Goal
Copy the records below, replacing "Yard Trimmings" with "Garden Waste" and changing nothing else.

─── Dataset excerpts ───

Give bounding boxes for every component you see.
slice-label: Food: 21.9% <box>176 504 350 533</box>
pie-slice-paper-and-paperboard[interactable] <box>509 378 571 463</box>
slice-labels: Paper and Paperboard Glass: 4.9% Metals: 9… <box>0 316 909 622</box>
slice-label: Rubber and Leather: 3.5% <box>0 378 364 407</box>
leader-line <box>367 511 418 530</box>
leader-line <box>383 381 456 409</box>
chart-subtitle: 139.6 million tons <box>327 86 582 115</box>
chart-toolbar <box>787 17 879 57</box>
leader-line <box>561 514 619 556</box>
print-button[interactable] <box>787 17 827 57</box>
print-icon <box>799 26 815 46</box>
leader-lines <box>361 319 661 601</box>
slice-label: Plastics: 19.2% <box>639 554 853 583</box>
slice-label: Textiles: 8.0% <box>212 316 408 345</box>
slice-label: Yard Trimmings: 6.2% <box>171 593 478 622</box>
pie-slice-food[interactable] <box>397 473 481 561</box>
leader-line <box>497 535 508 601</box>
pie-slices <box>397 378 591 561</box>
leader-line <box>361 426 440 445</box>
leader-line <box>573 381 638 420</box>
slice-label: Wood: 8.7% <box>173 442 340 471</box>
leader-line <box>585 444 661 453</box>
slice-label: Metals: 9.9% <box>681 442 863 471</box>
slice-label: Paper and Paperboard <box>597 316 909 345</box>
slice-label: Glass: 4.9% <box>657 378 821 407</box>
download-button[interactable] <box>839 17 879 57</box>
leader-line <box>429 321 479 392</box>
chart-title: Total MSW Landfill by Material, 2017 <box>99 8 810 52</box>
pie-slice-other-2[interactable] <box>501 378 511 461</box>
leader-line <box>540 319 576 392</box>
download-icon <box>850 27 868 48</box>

───

Task result
Give bounding boxes for every component you see.
slice-label: Food: 21.9% <box>176 504 350 533</box>
pie-slice-paper-and-paperboard[interactable] <box>509 378 571 463</box>
slice-labels: Paper and Paperboard Glass: 4.9% Metals: 9… <box>0 316 909 622</box>
slice-label: Rubber and Leather: 3.5% <box>0 378 364 407</box>
leader-line <box>367 511 418 530</box>
leader-line <box>383 381 456 409</box>
chart-subtitle: 139.6 million tons <box>327 86 582 115</box>
chart-toolbar <box>787 17 879 57</box>
leader-line <box>561 514 619 556</box>
print-button[interactable] <box>787 17 827 57</box>
print-icon <box>799 26 815 46</box>
leader-lines <box>361 319 661 601</box>
slice-label: Plastics: 19.2% <box>639 554 853 583</box>
slice-label: Textiles: 8.0% <box>212 316 408 345</box>
slice-label: Garden Waste: 6.2% <box>171 593 478 622</box>
pie-slice-food[interactable] <box>397 473 481 561</box>
leader-line <box>497 535 508 601</box>
pie-slices <box>397 378 591 561</box>
leader-line <box>361 426 440 445</box>
leader-line <box>573 381 638 420</box>
slice-label: Wood: 8.7% <box>173 442 340 471</box>
leader-line <box>585 444 661 453</box>
slice-label: Metals: 9.9% <box>681 442 863 471</box>
slice-label: Paper and Paperboard <box>597 316 909 345</box>
slice-label: Glass: 4.9% <box>657 378 821 407</box>
download-button[interactable] <box>839 17 879 57</box>
leader-line <box>429 321 479 392</box>
chart-title: Total MSW Landfill by Material, 2017 <box>99 8 810 52</box>
pie-slice-other-2[interactable] <box>501 378 511 461</box>
leader-line <box>540 319 576 392</box>
download-icon <box>850 27 868 48</box>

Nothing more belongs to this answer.